## WORK TASK
Identify the lines in the data below that contain "Purity" and give only how many there are.

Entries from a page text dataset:
BEGIN

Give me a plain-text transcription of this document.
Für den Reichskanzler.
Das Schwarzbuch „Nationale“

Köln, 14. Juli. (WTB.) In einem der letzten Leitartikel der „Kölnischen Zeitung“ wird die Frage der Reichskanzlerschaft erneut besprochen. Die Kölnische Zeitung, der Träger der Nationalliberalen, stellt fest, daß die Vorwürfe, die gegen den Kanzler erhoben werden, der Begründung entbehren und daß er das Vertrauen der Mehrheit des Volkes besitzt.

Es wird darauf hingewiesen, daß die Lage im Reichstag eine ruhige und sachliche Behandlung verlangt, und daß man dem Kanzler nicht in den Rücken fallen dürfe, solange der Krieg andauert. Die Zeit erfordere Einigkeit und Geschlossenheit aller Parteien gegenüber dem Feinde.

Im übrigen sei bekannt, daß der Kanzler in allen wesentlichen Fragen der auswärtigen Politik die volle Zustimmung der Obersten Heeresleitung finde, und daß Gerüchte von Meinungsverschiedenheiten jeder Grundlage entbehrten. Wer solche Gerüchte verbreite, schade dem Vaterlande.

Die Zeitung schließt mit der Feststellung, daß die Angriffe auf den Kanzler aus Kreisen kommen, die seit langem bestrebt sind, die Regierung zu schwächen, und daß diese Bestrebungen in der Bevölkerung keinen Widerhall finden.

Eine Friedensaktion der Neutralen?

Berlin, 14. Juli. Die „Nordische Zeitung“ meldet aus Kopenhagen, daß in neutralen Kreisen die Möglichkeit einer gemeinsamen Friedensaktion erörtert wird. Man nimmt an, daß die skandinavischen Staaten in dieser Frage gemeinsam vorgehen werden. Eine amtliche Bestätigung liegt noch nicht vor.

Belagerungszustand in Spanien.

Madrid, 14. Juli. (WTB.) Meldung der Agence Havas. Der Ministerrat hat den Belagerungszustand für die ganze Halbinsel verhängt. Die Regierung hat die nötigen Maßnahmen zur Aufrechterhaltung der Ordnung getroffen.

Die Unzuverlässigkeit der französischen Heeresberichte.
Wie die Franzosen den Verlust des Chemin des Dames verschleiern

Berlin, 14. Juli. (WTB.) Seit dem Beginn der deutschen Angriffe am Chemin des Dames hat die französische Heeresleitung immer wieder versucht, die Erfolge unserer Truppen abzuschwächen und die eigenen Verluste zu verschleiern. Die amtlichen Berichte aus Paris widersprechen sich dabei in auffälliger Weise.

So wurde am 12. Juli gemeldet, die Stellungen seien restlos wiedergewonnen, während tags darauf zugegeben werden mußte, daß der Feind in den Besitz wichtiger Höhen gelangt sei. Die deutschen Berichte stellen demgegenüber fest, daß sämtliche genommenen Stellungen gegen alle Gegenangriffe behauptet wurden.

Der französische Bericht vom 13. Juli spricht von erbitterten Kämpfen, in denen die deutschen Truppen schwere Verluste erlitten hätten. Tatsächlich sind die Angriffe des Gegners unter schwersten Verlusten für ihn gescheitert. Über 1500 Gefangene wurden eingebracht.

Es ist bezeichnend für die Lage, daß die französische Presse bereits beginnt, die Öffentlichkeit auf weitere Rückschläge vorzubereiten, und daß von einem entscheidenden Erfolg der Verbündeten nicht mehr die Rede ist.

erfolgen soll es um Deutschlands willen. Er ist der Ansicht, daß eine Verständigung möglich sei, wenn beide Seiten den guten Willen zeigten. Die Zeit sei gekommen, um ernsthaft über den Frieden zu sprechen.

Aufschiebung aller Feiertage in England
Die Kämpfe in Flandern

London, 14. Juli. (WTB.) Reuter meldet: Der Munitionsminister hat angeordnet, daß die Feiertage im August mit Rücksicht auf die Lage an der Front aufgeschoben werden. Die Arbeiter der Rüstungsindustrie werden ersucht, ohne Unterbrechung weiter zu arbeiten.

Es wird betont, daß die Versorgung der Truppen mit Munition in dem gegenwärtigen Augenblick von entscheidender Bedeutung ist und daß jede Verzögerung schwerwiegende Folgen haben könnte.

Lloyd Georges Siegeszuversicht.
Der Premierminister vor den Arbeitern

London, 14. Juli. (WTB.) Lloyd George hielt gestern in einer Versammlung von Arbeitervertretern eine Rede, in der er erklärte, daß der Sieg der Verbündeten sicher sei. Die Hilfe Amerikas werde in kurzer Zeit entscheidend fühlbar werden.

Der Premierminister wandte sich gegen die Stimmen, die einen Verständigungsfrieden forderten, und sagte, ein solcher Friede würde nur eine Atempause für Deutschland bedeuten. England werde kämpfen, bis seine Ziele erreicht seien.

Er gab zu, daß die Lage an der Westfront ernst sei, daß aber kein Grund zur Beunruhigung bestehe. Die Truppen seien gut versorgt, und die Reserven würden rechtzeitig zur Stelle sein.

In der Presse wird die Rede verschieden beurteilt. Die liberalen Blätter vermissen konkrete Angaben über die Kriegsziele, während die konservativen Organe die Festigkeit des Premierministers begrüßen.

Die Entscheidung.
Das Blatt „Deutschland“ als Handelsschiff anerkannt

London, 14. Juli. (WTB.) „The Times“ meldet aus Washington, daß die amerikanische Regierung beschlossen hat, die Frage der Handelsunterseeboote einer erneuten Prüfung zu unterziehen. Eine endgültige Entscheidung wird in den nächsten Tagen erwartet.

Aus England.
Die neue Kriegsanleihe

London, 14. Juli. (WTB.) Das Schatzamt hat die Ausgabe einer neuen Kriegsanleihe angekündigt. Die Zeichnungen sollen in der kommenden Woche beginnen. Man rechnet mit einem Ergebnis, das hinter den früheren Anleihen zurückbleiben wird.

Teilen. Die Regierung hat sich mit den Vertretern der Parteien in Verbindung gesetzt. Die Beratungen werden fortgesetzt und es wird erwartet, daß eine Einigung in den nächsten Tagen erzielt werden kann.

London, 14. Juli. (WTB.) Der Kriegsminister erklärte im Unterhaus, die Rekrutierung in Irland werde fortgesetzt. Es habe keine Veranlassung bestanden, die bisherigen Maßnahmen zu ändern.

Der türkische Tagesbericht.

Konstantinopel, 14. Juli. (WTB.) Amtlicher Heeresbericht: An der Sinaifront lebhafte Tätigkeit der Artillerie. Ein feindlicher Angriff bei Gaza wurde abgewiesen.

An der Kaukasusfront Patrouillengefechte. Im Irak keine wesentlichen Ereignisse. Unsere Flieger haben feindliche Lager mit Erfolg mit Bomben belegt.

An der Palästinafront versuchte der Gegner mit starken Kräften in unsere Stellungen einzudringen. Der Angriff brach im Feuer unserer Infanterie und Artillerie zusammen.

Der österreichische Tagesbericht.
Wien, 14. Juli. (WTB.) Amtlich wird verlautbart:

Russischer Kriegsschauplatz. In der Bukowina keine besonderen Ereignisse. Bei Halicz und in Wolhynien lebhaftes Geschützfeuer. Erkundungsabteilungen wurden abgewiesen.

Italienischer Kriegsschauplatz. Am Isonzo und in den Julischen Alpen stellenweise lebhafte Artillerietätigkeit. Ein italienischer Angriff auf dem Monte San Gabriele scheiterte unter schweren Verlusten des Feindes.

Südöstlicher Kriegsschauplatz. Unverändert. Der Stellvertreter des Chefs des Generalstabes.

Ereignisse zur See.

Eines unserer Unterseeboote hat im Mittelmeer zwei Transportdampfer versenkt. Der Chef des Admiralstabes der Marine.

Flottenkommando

END
BEGIN

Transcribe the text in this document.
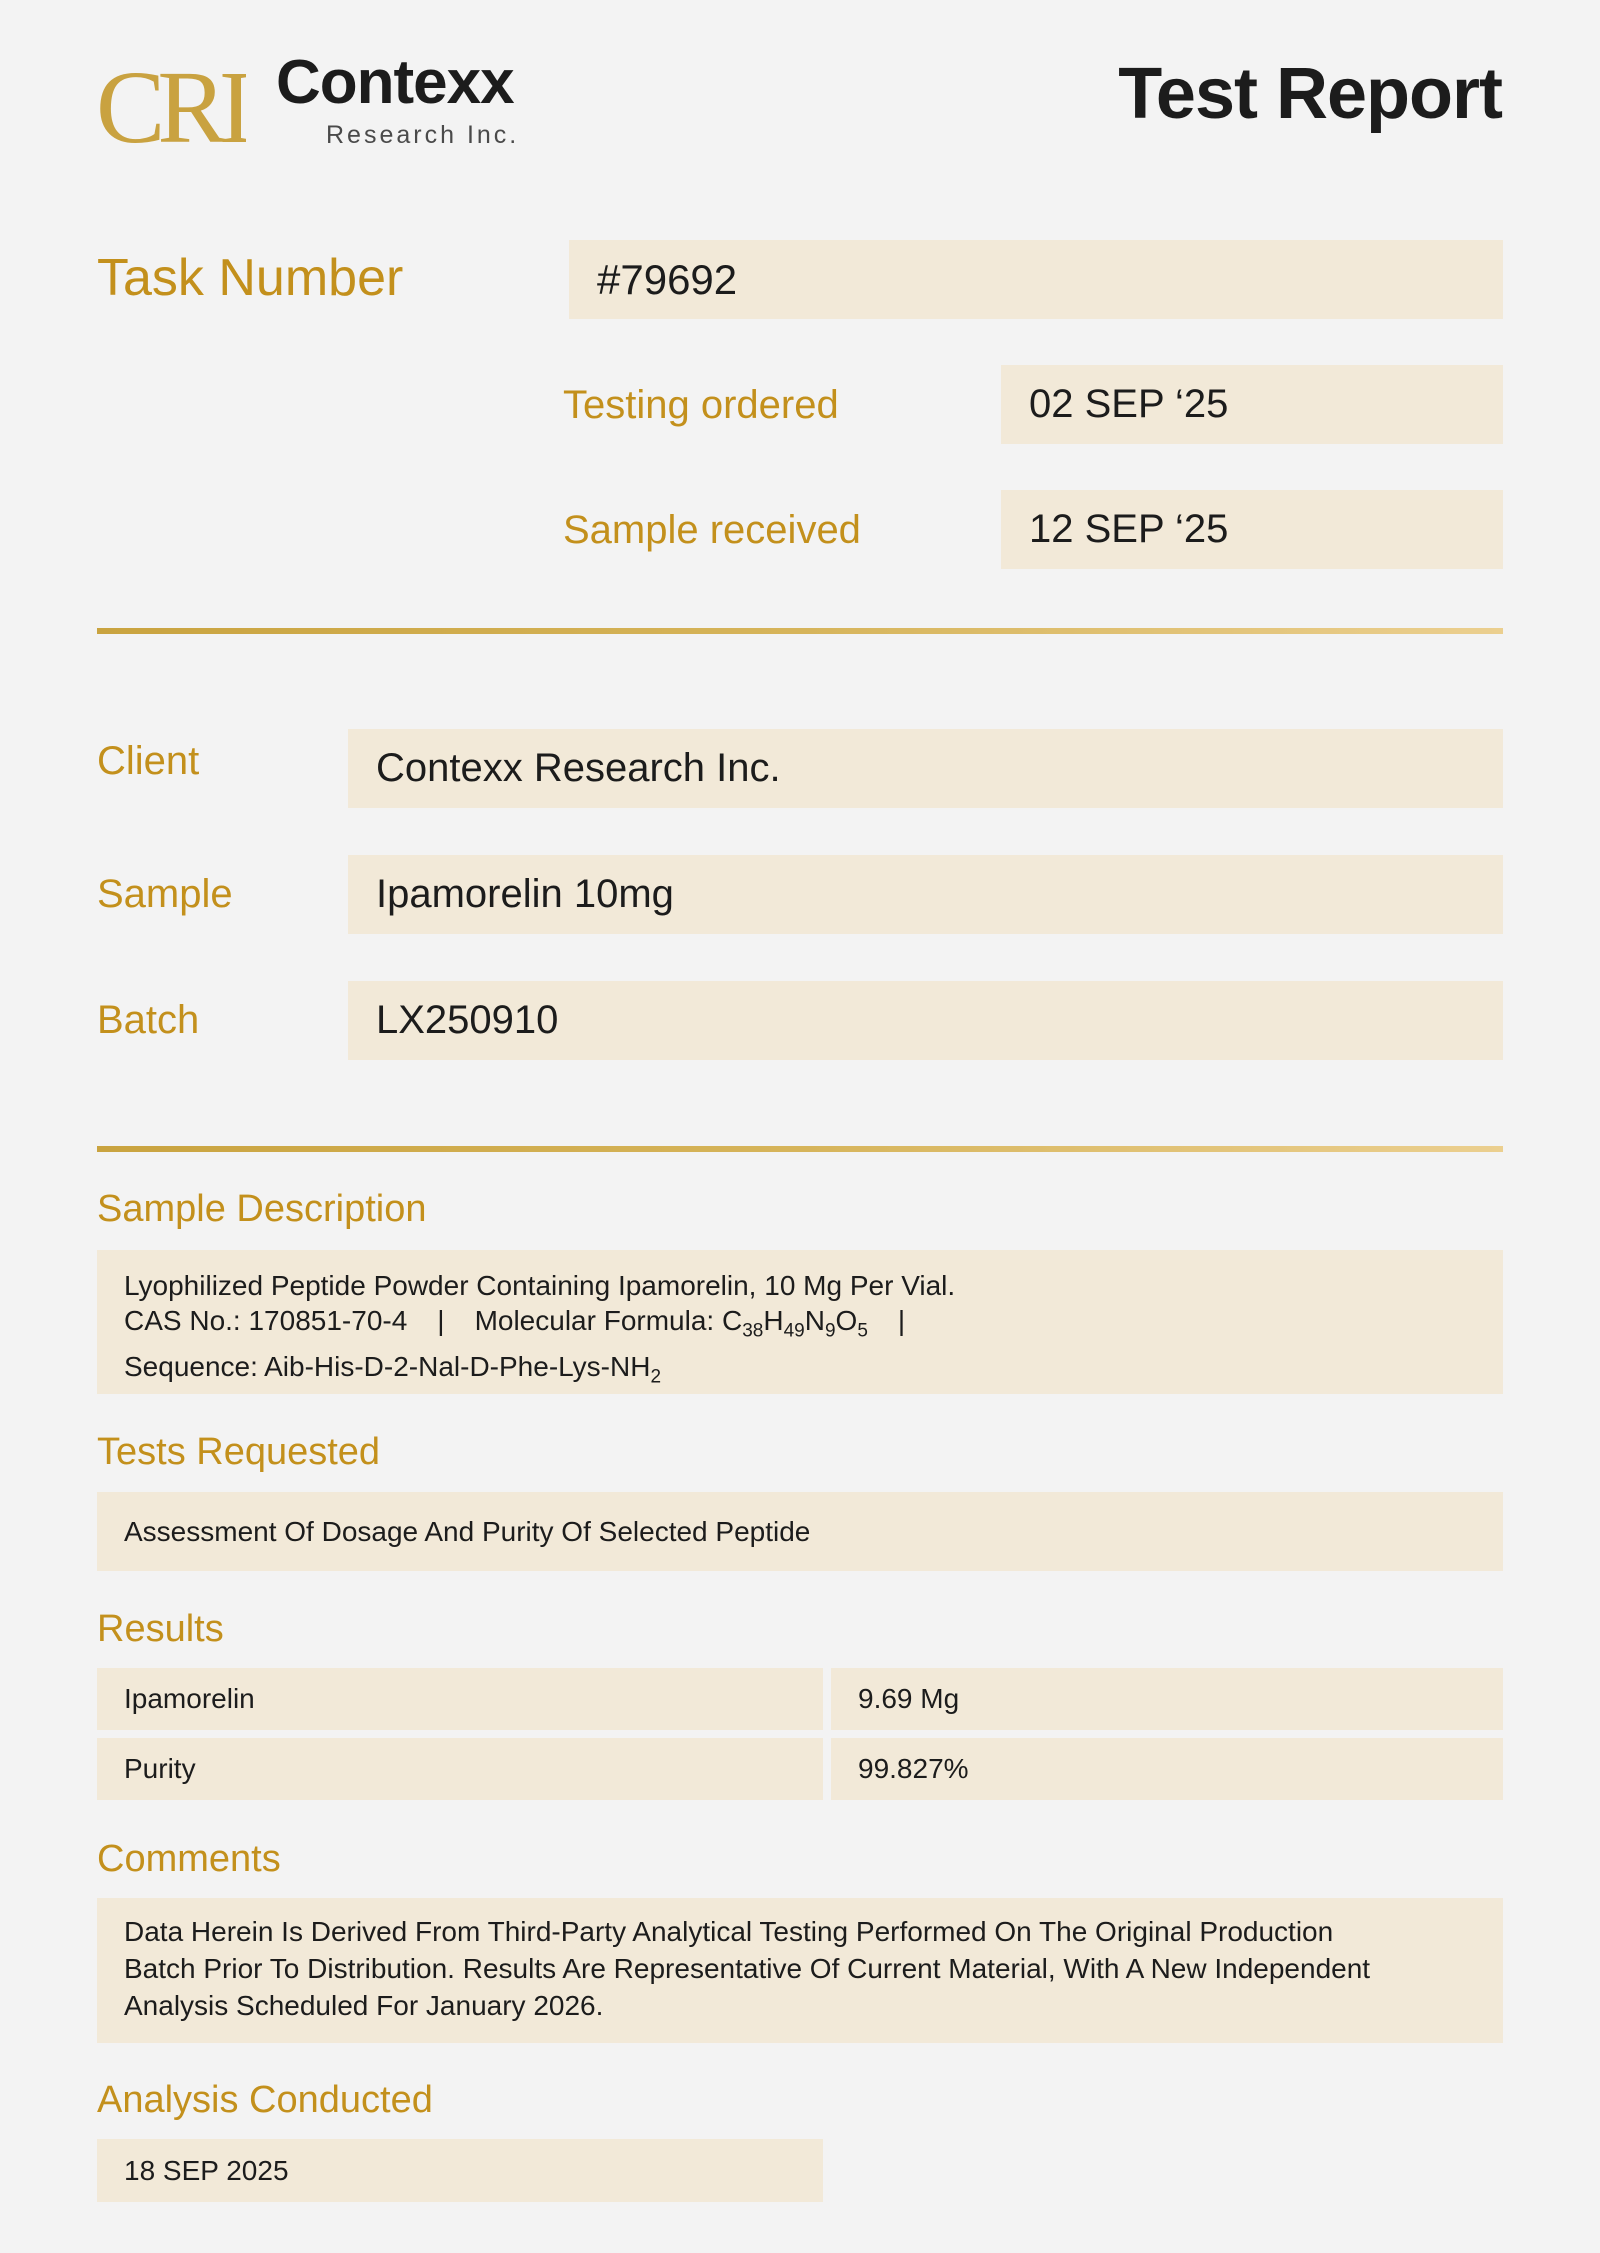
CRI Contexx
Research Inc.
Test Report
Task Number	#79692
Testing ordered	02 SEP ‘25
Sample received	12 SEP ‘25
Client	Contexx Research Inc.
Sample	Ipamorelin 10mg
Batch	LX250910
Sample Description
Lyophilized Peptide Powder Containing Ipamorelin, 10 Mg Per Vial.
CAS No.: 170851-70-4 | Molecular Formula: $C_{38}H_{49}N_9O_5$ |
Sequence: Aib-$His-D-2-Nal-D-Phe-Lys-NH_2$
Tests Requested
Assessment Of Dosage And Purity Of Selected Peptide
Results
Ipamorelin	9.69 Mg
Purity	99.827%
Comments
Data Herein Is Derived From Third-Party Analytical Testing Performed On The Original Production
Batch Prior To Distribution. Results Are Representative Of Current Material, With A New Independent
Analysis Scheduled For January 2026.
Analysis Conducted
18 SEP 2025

END

## SOLVED PROBLEM
2